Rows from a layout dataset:
◆ ◆ ◆

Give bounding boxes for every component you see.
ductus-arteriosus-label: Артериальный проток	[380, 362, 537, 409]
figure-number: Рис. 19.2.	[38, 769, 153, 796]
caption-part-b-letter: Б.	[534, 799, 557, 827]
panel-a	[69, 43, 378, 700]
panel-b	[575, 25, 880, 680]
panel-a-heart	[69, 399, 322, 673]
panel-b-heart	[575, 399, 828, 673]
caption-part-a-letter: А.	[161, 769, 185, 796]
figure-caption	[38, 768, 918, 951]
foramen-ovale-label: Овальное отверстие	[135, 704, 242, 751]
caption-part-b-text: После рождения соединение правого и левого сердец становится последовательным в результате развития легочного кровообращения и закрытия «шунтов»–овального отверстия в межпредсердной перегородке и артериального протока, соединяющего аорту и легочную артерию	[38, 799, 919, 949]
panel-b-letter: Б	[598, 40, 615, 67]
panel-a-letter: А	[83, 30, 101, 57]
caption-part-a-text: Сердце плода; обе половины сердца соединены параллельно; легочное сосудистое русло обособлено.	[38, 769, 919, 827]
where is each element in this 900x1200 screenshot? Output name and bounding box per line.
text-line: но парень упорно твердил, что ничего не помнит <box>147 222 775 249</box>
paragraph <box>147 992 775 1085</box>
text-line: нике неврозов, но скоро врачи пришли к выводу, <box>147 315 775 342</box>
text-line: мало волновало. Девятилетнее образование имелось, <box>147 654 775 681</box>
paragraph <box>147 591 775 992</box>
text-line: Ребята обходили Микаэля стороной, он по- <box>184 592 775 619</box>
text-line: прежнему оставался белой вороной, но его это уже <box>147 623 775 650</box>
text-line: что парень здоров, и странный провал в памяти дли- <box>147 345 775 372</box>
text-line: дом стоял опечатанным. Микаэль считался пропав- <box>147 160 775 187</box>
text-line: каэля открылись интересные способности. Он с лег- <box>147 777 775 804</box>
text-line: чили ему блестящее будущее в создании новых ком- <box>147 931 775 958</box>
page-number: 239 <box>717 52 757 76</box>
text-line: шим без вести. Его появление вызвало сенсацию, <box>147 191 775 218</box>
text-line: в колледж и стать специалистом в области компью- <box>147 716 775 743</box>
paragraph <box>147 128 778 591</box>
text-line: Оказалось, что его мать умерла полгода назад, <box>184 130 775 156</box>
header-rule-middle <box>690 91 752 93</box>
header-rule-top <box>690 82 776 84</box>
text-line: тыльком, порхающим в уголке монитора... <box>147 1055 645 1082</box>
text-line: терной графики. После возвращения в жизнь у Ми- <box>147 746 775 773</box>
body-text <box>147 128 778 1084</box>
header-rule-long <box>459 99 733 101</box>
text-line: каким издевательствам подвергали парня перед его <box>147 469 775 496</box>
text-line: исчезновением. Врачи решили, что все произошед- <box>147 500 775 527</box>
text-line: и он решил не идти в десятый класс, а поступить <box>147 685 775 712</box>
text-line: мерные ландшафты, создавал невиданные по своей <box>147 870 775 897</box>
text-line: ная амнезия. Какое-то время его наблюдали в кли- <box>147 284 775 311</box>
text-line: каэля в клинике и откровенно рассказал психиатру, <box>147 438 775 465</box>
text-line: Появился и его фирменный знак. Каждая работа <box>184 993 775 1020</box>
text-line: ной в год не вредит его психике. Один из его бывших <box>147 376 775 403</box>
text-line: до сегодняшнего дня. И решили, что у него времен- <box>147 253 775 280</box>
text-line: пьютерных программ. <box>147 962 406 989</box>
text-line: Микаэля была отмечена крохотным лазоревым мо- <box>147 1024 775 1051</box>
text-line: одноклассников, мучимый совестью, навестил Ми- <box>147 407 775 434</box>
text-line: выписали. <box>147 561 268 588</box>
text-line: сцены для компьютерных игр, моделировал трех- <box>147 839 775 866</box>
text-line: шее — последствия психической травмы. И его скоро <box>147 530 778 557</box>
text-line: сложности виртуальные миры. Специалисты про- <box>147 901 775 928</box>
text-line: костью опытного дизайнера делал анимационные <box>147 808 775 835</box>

◆ ◆ ◆

* **Objective**:
Please rewrite the stretch from the start of the records through the line containing "text-line: прежнему оставался", replacing "Output" with "Return" and keeping every other part the same.

* **Response**:
Give bounding boxes for every component you see.
ductus-arteriosus-label: Артериальный проток	[380, 362, 537, 409]
figure-number: Рис. 19.2.	[38, 769, 153, 796]
caption-part-b-letter: Б.	[534, 799, 557, 827]
panel-a	[69, 43, 378, 700]
panel-b	[575, 25, 880, 680]
panel-a-heart	[69, 399, 322, 673]
panel-b-heart	[575, 399, 828, 673]
caption-part-a-letter: А.	[161, 769, 185, 796]
figure-caption	[38, 768, 918, 951]
foramen-ovale-label: Овальное отверстие	[135, 704, 242, 751]
caption-part-b-text: После рождения соединение правого и левого сердец становится последовательным в результате развития легочного кровообращения и закрытия «шунтов»–овального отверстия в межпредсердной перегородке и артериального протока, соединяющего аорту и легочную артерию	[38, 799, 919, 949]
panel-b-letter: Б	[598, 40, 615, 67]
panel-a-letter: А	[83, 30, 101, 57]
caption-part-a-text: Сердце плода; обе половины сердца соединены параллельно; легочное сосудистое русло обособлено.	[38, 769, 919, 827]
where is each element in this 900x1200 screenshot? Return name and bounding box per line.
text-line: но парень упорно твердил, что ничего не помнит <box>147 222 775 249</box>
paragraph <box>147 992 775 1085</box>
text-line: нике неврозов, но скоро врачи пришли к выводу, <box>147 315 775 342</box>
text-line: мало волновало. Девятилетнее образование имелось, <box>147 654 775 681</box>
paragraph <box>147 591 775 992</box>
text-line: Ребята обходили Микаэля стороной, он по- <box>184 592 775 619</box>
text-line: прежнему оставался белой вороной, но его это уже <box>147 623 775 650</box>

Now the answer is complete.